**Problem to work on**
Scan the records for the word "процесса". Copy each line that includes it.

Rows from a dataset
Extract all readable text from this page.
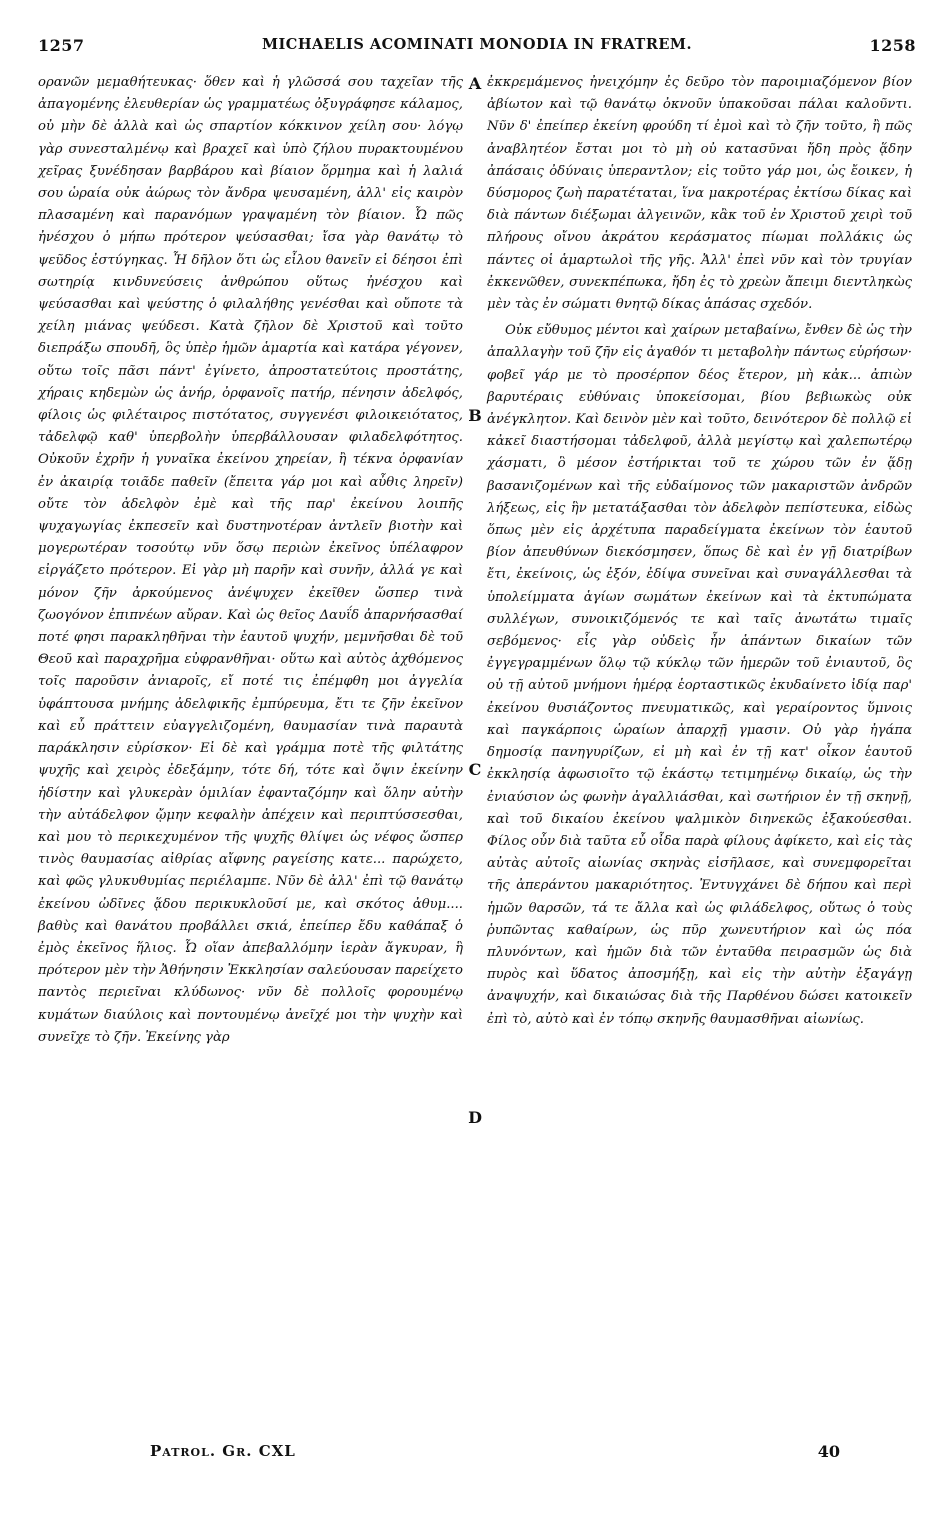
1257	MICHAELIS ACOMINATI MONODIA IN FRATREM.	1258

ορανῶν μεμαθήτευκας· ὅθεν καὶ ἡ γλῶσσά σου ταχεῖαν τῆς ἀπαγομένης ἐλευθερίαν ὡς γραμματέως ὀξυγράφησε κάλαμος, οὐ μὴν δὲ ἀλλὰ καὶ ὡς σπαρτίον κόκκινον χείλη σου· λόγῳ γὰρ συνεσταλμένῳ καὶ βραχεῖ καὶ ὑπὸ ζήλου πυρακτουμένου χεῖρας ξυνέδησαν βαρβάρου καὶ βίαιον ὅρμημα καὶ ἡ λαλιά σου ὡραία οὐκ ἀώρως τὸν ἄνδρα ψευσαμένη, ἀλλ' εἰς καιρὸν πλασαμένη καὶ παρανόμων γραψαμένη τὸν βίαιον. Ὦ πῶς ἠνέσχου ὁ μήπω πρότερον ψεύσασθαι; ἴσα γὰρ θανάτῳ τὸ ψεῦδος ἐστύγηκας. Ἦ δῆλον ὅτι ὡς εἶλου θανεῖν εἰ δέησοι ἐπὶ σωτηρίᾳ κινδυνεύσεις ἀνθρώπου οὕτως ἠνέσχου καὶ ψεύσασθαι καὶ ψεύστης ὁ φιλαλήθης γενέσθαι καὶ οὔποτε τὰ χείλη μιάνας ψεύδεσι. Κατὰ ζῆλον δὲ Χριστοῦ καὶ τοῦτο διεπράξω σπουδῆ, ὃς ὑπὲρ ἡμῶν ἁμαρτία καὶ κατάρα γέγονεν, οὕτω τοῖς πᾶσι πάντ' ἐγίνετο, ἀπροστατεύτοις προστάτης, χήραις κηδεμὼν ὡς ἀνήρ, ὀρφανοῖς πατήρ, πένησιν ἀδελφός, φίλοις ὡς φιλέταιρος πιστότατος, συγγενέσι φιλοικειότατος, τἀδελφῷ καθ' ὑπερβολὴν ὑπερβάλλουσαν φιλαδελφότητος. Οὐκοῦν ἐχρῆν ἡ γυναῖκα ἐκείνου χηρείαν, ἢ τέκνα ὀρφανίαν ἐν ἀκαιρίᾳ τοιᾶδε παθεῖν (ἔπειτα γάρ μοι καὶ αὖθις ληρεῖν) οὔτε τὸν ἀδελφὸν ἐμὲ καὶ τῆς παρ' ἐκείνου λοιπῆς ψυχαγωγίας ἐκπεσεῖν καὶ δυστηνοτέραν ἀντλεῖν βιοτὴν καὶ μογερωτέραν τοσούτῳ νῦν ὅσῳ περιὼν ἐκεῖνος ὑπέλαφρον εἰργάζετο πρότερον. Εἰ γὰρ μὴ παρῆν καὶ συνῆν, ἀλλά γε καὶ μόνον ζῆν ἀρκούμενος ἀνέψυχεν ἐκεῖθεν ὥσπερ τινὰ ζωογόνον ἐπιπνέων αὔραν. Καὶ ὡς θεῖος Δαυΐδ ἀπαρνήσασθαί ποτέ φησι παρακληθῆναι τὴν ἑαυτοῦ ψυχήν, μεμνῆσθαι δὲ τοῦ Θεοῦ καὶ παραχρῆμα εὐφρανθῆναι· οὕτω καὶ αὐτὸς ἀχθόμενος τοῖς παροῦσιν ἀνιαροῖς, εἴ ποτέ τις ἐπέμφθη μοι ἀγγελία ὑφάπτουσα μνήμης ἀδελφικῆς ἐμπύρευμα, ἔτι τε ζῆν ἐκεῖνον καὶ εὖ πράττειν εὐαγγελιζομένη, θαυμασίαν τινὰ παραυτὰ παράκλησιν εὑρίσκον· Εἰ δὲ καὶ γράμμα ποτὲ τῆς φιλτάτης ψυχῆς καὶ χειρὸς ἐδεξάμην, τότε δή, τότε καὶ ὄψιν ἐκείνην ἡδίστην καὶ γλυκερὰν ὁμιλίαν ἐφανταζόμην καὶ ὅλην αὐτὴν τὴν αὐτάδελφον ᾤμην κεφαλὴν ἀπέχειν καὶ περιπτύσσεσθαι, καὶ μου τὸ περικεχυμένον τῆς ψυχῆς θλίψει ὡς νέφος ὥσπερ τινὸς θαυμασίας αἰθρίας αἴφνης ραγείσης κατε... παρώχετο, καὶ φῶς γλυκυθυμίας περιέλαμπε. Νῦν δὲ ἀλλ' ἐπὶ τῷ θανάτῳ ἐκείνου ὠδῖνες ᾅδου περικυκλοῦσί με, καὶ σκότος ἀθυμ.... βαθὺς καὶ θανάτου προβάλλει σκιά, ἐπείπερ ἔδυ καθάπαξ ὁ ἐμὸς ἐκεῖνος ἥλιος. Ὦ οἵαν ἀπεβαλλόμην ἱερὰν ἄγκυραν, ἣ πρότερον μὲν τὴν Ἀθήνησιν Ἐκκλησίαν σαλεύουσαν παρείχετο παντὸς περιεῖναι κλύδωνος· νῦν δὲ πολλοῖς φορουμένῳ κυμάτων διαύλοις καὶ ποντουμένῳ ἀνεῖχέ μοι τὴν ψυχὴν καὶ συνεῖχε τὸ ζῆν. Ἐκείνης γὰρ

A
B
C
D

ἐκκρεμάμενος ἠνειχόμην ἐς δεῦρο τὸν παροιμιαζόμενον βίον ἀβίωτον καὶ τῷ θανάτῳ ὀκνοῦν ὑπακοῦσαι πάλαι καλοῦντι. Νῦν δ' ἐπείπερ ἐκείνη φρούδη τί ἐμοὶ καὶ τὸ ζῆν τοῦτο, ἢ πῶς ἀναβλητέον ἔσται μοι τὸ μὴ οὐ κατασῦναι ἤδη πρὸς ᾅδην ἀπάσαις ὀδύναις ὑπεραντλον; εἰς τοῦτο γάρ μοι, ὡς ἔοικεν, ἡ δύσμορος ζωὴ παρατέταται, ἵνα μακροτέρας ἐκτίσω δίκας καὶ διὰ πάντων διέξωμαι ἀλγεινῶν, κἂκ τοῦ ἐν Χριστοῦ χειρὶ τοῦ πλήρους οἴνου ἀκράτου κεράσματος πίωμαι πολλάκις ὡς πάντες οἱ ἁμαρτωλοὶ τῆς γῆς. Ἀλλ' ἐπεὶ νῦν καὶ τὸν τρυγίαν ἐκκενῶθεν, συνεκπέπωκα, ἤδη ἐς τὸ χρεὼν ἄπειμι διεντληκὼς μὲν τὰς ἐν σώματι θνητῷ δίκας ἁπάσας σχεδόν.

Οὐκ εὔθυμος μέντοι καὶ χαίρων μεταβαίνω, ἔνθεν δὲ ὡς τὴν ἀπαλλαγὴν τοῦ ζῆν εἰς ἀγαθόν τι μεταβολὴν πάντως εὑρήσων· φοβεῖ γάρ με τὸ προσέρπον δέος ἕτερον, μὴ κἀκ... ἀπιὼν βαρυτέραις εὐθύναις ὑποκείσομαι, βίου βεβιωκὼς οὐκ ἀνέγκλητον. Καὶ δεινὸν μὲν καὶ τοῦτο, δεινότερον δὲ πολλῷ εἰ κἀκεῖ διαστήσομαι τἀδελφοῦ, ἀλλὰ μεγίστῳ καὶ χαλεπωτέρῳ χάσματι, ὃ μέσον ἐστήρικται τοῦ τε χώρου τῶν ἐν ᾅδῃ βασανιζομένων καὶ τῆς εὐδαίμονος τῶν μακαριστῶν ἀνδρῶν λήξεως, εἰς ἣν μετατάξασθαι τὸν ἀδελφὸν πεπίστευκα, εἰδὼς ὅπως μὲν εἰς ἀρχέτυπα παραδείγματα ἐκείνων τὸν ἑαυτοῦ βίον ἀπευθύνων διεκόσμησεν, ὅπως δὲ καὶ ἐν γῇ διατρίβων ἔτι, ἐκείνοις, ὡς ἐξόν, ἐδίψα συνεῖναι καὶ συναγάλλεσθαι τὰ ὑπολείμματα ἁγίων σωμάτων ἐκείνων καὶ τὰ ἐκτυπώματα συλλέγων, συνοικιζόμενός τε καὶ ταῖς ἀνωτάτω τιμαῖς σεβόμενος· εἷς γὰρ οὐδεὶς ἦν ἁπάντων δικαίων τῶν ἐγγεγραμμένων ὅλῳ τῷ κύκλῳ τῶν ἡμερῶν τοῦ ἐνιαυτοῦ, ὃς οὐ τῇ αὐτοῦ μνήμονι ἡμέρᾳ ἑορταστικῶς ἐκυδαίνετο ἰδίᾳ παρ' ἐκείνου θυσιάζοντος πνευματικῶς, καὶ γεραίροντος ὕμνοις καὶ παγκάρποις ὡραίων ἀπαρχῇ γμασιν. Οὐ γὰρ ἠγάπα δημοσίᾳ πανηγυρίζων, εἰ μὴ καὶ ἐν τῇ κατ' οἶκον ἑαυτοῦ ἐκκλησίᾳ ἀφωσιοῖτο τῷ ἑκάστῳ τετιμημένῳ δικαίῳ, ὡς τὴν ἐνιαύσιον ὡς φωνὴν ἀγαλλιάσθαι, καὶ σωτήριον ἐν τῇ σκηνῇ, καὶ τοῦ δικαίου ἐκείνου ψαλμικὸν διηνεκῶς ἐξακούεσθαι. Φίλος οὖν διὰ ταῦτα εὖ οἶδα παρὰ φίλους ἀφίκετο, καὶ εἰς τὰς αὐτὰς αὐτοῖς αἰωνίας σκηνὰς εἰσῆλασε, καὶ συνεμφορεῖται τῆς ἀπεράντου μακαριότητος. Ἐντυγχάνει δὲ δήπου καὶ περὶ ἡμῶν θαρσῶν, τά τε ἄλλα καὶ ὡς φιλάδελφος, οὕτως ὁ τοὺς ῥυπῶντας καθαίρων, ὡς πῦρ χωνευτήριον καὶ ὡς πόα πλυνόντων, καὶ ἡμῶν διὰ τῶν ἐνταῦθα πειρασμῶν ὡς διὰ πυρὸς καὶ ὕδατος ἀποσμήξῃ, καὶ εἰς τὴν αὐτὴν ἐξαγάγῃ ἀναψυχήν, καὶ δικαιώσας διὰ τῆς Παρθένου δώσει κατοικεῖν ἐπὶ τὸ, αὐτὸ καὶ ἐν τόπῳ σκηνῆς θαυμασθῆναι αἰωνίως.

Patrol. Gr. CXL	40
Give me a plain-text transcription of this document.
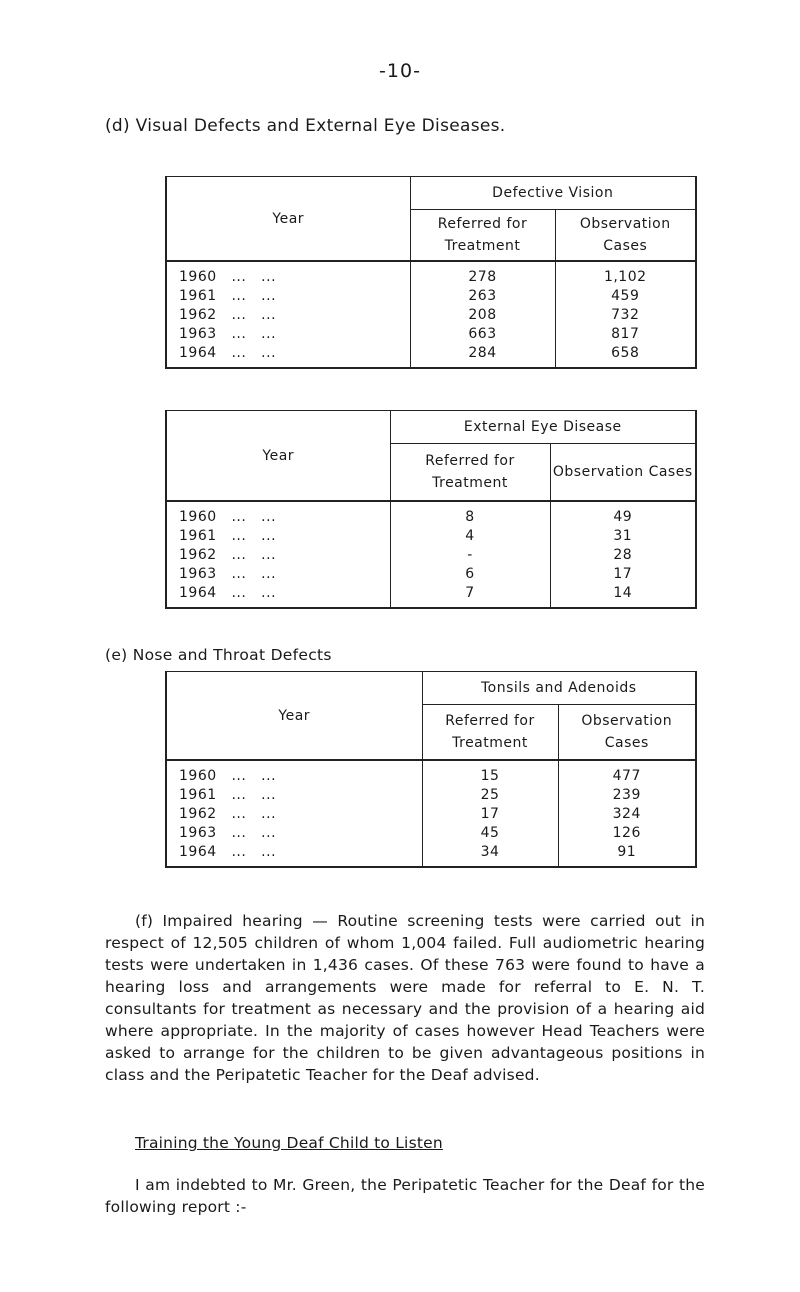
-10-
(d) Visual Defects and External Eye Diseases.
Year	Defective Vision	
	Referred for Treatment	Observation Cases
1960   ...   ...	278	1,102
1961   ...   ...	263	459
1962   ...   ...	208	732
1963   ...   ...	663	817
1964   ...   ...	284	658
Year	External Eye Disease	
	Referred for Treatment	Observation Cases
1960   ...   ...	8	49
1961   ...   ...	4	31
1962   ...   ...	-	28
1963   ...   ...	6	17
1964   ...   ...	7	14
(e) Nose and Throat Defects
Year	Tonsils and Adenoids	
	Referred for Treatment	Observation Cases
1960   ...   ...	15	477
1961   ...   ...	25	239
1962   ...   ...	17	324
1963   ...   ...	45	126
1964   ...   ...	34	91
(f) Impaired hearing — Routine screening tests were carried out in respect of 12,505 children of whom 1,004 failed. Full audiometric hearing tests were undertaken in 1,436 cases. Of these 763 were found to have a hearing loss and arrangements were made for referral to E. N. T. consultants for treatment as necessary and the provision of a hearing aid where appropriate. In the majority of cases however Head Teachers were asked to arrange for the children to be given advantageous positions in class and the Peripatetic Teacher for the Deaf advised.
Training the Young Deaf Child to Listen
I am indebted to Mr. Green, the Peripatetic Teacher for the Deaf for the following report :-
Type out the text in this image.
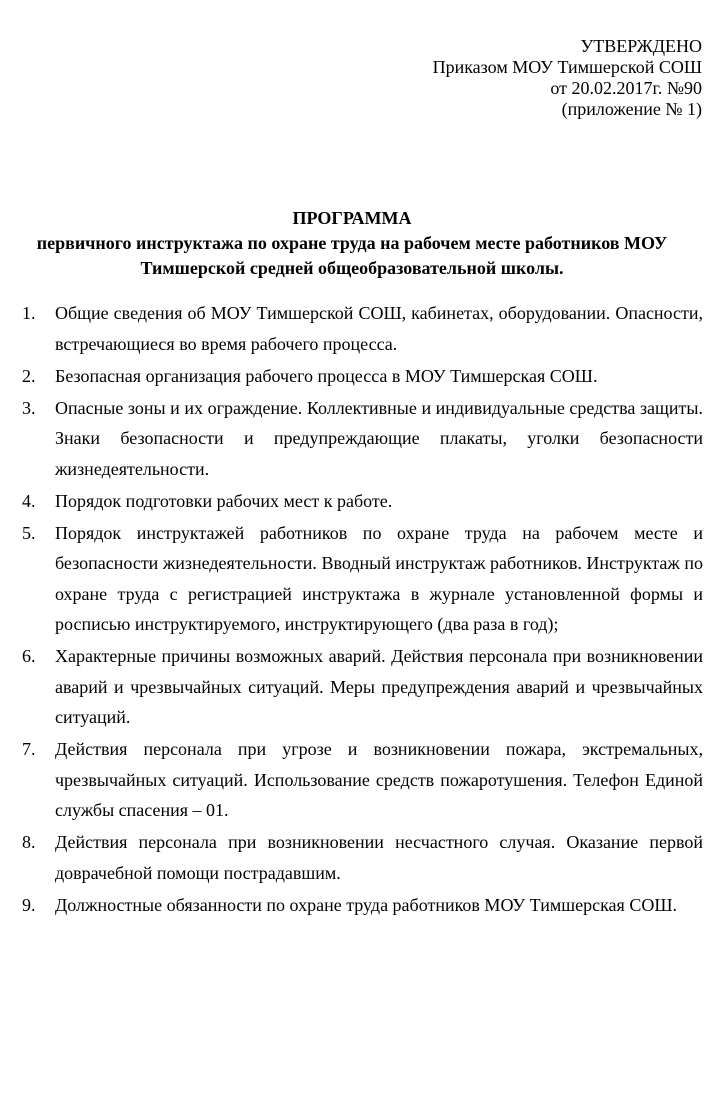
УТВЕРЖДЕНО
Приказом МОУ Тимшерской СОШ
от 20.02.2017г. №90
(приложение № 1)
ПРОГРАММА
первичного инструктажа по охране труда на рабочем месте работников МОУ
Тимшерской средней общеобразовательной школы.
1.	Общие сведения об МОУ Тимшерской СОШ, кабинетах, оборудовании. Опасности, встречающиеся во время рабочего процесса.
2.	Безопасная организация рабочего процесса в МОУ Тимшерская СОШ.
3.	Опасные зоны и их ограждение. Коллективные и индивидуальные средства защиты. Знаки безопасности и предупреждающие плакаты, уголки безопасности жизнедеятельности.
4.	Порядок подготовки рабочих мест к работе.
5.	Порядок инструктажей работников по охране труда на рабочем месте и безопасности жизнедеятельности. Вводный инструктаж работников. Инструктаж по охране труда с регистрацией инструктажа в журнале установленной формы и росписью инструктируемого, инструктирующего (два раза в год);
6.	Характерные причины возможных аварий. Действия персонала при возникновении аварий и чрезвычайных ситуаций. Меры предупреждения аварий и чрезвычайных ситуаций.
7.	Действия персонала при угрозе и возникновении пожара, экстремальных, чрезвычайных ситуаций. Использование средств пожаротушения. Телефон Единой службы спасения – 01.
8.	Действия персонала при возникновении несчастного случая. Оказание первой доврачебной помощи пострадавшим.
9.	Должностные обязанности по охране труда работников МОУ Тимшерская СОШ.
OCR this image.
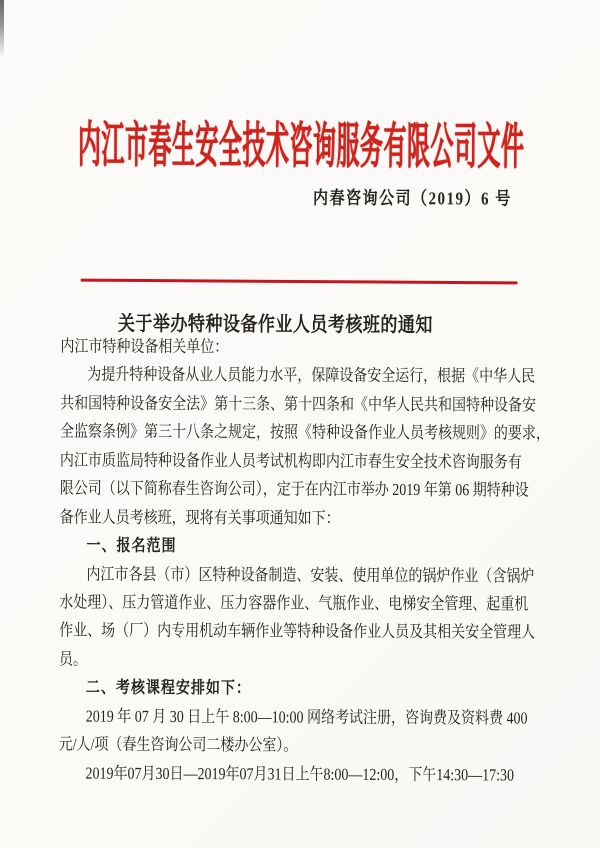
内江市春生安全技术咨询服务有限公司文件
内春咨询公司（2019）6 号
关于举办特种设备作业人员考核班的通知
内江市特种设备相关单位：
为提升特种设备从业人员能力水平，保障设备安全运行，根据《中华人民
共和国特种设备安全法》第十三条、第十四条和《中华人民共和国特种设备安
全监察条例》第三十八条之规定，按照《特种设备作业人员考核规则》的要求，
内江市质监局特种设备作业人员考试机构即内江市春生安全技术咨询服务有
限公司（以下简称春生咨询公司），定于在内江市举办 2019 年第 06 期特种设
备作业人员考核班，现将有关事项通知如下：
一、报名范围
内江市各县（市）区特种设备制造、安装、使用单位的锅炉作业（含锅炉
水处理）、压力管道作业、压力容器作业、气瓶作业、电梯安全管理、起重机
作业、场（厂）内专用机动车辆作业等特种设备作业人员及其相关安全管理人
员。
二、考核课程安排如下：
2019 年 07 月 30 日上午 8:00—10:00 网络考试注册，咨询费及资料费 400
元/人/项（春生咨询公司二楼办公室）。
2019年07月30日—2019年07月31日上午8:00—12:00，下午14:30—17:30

**Full response**
1.	Общие сведения об МОУ Тимшерской СОШ, кабинетах, оборудовании. Опасности, встречающиеся во время рабочего процесса.
2.	Безопасная организация рабочего процесса в МОУ Тимшерская СОШ.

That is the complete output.